* START *

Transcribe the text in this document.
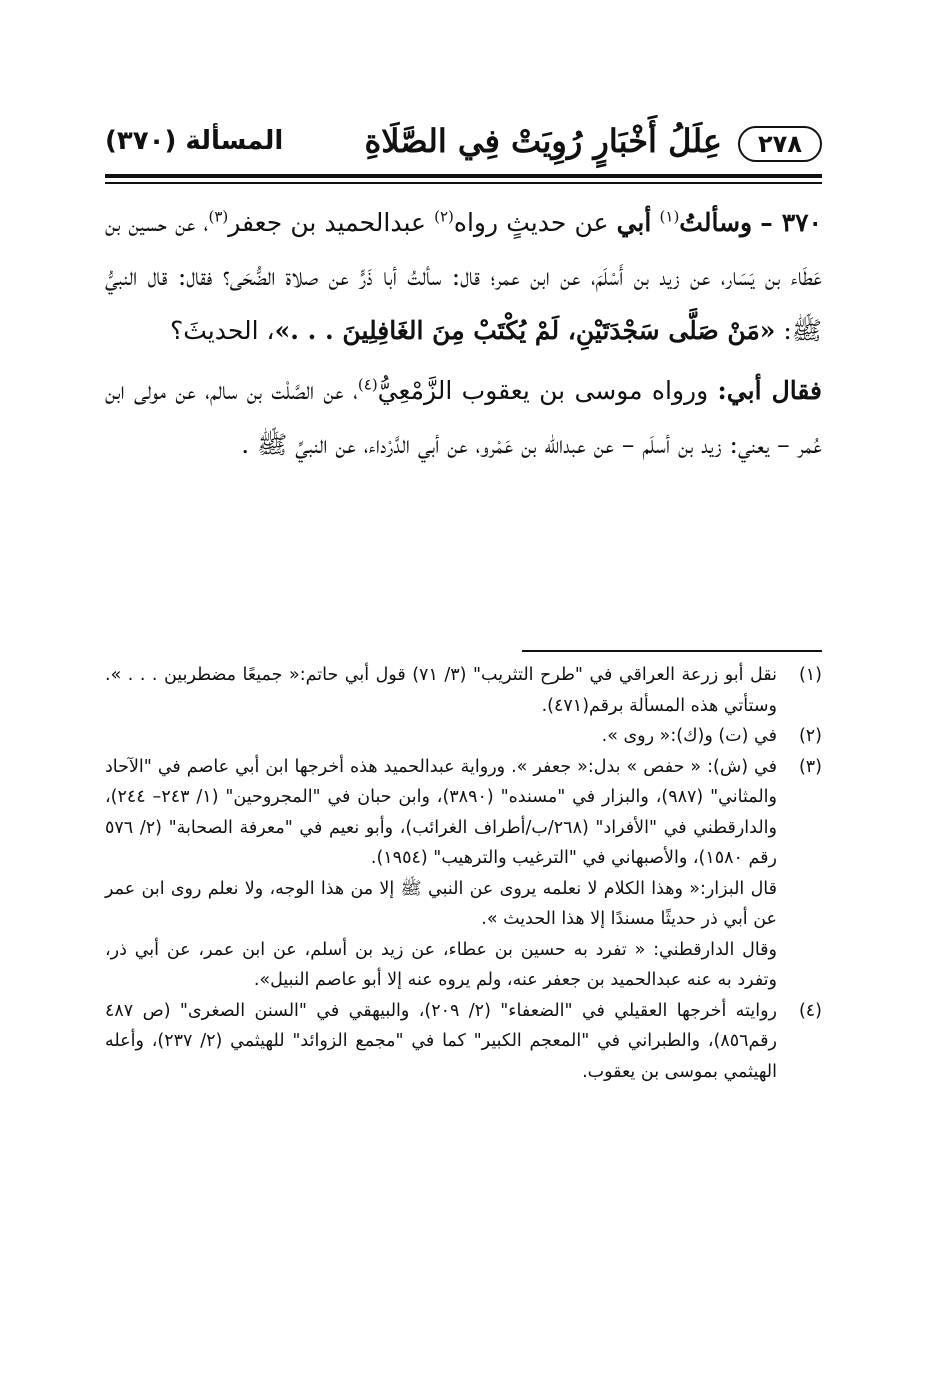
٢٧٨
عِلَلُ أَخْبَارٍ رُوِيَتْ فِي الصَّلَاةِ
المسألة (٣٧٠)

٣٧٠ – وسألتُ$^{(١)}$ أبي عن حديثٍ رواه$^{(٢)}$ عبدالحميد بن جعفر$^{(٣)}$، عن حسين بن عَطَاء بن يَسَار، عن زيد بن أَسْلَمَ، عن ابن عمر؛ قال: سألتُ أبا ذَرٍّ عن صلاة الضُّحَى؟ فقال: قال النبيُّ ﷺ: «مَنْ صَلَّى سَجْدَتَيْنِ، لَمْ يُكْتَبْ مِنَ الغَافِلِينَ . . .»، الحديثَ؟

فقال أبي: ورواه موسى بن يعقوب الزَّمْعِيُّ$^{(٤)}$، عن الصَّلْت بن سالم، عن مولى ابن عُمر – يعني: زيد بن أسلَم – عن عبدالله بن عَمْرو، عن أبي الدَّرْداء، عن النبيِّ ﷺ .

(١)
نقل أبو زرعة العراقي في "طرح التثريب" (٣/ ٧١) قول أبي حاتم:« جميعًا مضطربين . . . ». وستأتي هذه المسألة برقم(٤٧١).
(٢)
في (ت) و(ك):« روى ».
(٣)
في (ش): « حفص » بدل:« جعفر ». ورواية عبدالحميد هذه أخرجها ابن أبي عاصم في "الآحاد والمثاني" (٩٨٧)، والبزار في "مسنده" (٣٨٩٠)، وابن حبان في "المجروحين" (١/ ٢٤٣– ٢٤٤)، والدارقطني في "الأفراد" (٢٦٨/ب/أطراف الغرائب)، وأبو نعيم في "معرفة الصحابة" (٢/ ٥٧٦ رقم ١٥٨٠)، والأصبهاني في "الترغيب والترهيب" (١٩٥٤).

قال البزار:« وهذا الكلام لا نعلمه يروى عن النبي ﷺ إلا من هذا الوجه، ولا نعلم روى ابن عمر عن أبي ذر حديثًا مسندًا إلا هذا الحديث ».

وقال الدارقطني: « تفرد به حسين بن عطاء، عن زيد بن أسلم، عن ابن عمر، عن أبي ذر، وتفرد به عنه عبدالحميد بن جعفر عنه، ولم يروه عنه إلا أبو عاصم النبيل».

(٤)
روايته أخرجها العقيلي في "الضعفاء" (٢/ ٢٠٩)، والبيهقي في "السنن الصغرى" (ص ٤٨٧ رقم٨٥٦)، والطبراني في "المعجم الكبير" كما في "مجمع الزوائد" للهيثمي (٢/ ٢٣٧)، وأعله الهيثمي بموسى بن يعقوب.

* END *

Aim of the task >> Using the material above, set down every line exactly, but skip the pictures.

Output of the task >>
Transcribe the text in this document.
٢٧٨
عِلَلُ أَخْبَارٍ رُوِيَتْ فِي الصَّلَاةِ
المسألة (٣٧٠)

٣٧٠ – وسألتُ$^{(١)}$ أبي عن حديثٍ رواه$^{(٢)}$ عبدالحميد بن جعفر$^{(٣)}$، عن حسين بن عَطَاء بن يَسَار، عن زيد بن أَسْلَمَ، عن ابن عمر؛ قال: سألتُ أبا ذَرٍّ عن صلاة الضُّحَى؟ فقال: قال النبيُّ ﷺ: «مَنْ صَلَّى سَجْدَتَيْنِ، لَمْ يُكْتَبْ مِنَ الغَافِلِينَ . . .»، الحديثَ؟

فقال أبي: ورواه موسى بن يعقوب الزَّمْعِيُّ$^{(٤)}$، عن الصَّلْت بن سالم، عن مولى ابن عُمر – يعني: زيد بن أسلَم – عن عبدالله بن عَمْرو، عن أبي الدَّرْداء، عن النبيِّ ﷺ .

(١)
نقل أبو زرعة العراقي في "طرح التثريب" (٣/ ٧١) قول أبي حاتم:« جميعًا مضطربين . . . ». وستأتي هذه المسألة برقم(٤٧١).
(٢)
في (ت) و(ك):« روى ».
(٣)
في (ش): « حفص » بدل:« جعفر ». ورواية عبدالحميد هذه أخرجها ابن أبي عاصم في "الآحاد والمثاني" (٩٨٧)، والبزار في "مسنده" (٣٨٩٠)، وابن حبان في "المجروحين" (١/ ٢٤٣– ٢٤٤)، والدارقطني في "الأفراد" (٢٦٨/ب/أطراف الغرائب)، وأبو نعيم في "معرفة الصحابة" (٢/ ٥٧٦ رقم ١٥٨٠)، والأصبهاني في "الترغيب والترهيب" (١٩٥٤).

قال البزار:« وهذا الكلام لا نعلمه يروى عن النبي ﷺ إلا من هذا الوجه، ولا نعلم روى ابن عمر عن أبي ذر حديثًا مسندًا إلا هذا الحديث ».

وقال الدارقطني: « تفرد به حسين بن عطاء، عن زيد بن أسلم، عن ابن عمر، عن أبي ذر، وتفرد به عنه عبدالحميد بن جعفر عنه، ولم يروه عنه إلا أبو عاصم النبيل».

(٤)
روايته أخرجها العقيلي في "الضعفاء" (٢/ ٢٠٩)، والبيهقي في "السنن الصغرى" (ص ٤٨٧ رقم٨٥٦)، والطبراني في "المعجم الكبير" كما في "مجمع الزوائد" للهيثمي (٢/ ٢٣٧)، وأعله الهيثمي بموسى بن يعقوب.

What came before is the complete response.